Records supplied: Begin

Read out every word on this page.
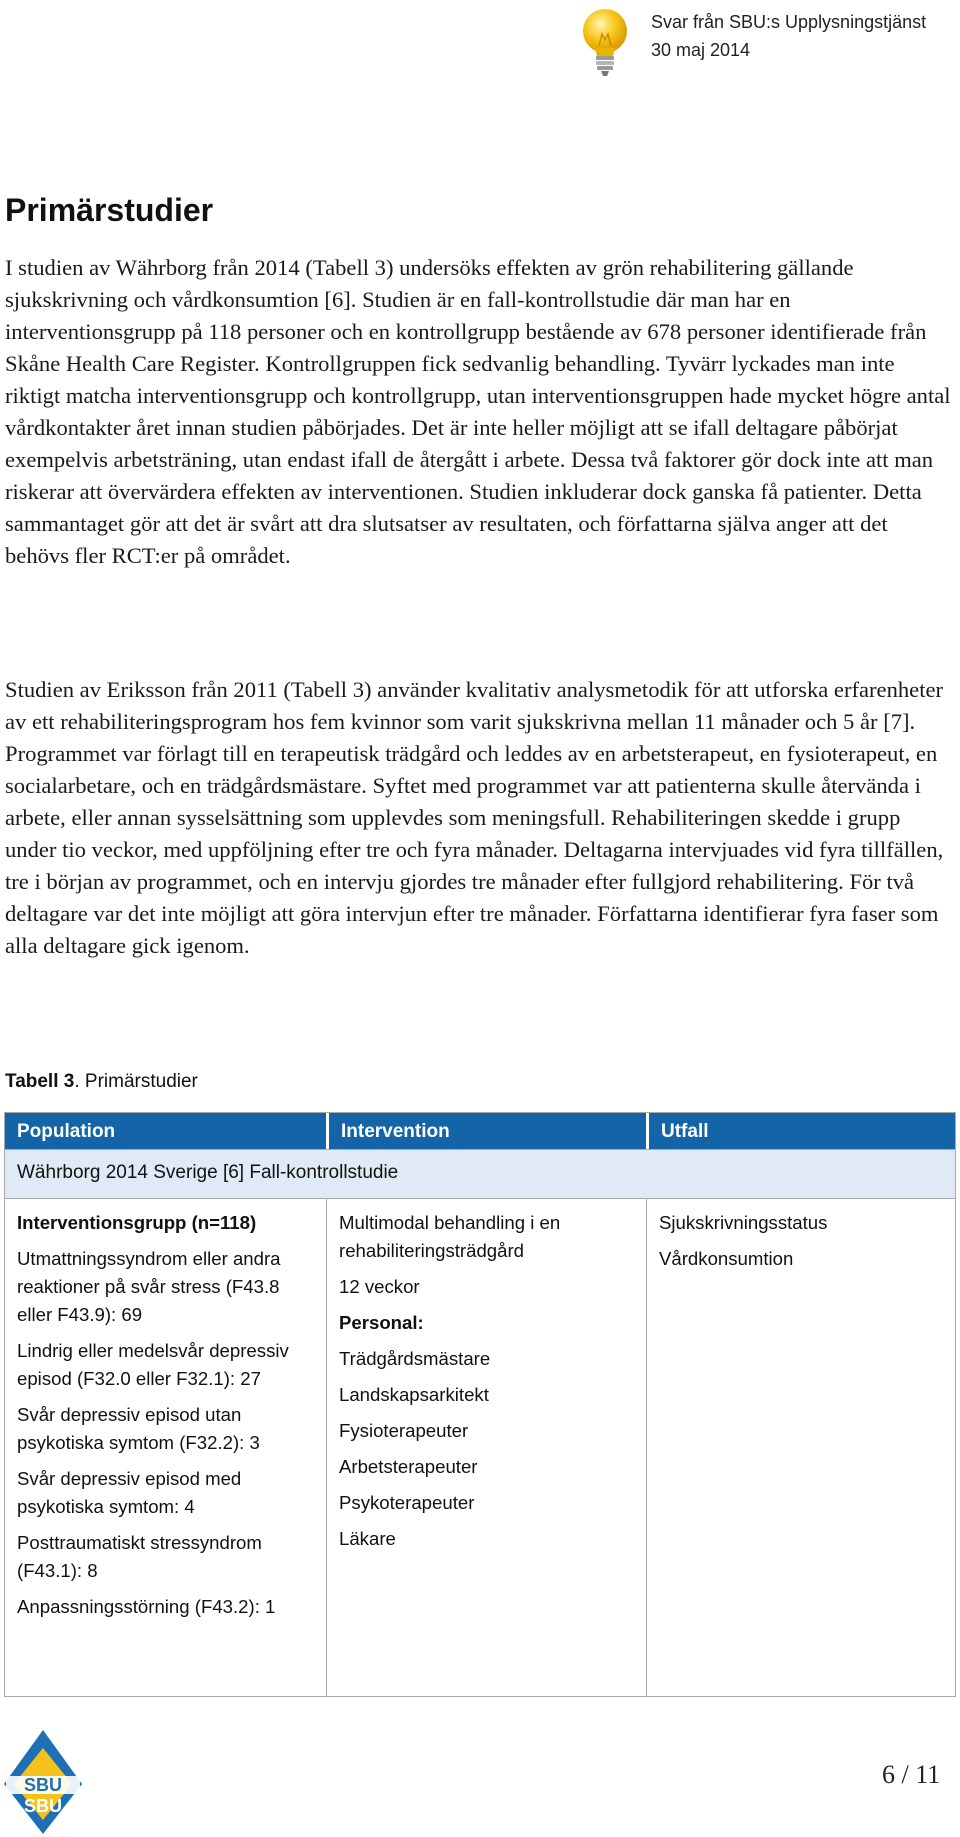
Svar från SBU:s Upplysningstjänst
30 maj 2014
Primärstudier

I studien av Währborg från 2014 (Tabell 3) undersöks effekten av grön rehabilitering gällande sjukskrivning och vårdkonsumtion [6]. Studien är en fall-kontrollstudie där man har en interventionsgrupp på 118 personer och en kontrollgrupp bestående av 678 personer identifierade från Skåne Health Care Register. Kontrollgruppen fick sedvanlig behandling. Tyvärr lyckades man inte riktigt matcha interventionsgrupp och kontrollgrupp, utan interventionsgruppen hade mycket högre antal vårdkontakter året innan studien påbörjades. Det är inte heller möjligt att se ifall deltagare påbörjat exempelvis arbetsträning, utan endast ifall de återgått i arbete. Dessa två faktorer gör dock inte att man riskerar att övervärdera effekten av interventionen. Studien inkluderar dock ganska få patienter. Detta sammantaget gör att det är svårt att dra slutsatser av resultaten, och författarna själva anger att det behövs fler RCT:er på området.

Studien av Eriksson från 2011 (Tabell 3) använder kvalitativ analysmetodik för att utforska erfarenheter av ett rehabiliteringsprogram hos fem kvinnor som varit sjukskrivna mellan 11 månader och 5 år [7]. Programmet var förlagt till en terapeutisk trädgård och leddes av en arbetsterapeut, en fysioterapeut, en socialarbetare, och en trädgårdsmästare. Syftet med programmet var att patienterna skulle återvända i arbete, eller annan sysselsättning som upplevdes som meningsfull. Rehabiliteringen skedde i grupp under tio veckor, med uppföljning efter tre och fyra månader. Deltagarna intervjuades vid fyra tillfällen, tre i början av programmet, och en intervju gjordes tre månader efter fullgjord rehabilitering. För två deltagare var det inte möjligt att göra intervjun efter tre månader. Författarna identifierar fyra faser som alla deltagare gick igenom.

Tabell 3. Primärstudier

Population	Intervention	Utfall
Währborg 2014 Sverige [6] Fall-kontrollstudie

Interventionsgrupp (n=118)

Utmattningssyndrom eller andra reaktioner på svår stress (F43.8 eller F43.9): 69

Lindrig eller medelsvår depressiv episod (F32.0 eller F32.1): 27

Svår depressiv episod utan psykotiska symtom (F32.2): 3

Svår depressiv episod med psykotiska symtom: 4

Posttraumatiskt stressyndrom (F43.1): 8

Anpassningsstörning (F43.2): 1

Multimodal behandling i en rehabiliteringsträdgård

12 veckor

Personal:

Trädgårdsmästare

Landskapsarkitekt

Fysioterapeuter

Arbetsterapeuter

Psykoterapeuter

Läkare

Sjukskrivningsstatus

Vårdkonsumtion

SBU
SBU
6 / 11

Records supplied: End

Filter the records above for lines with "episod".

Lindrig eller medelsvår depressiv episod (F32.0 eller F32.1): 27
Svår depressiv episod utan psykotiska symtom (F32.2): 3
Svår depressiv episod med psykotiska symtom: 4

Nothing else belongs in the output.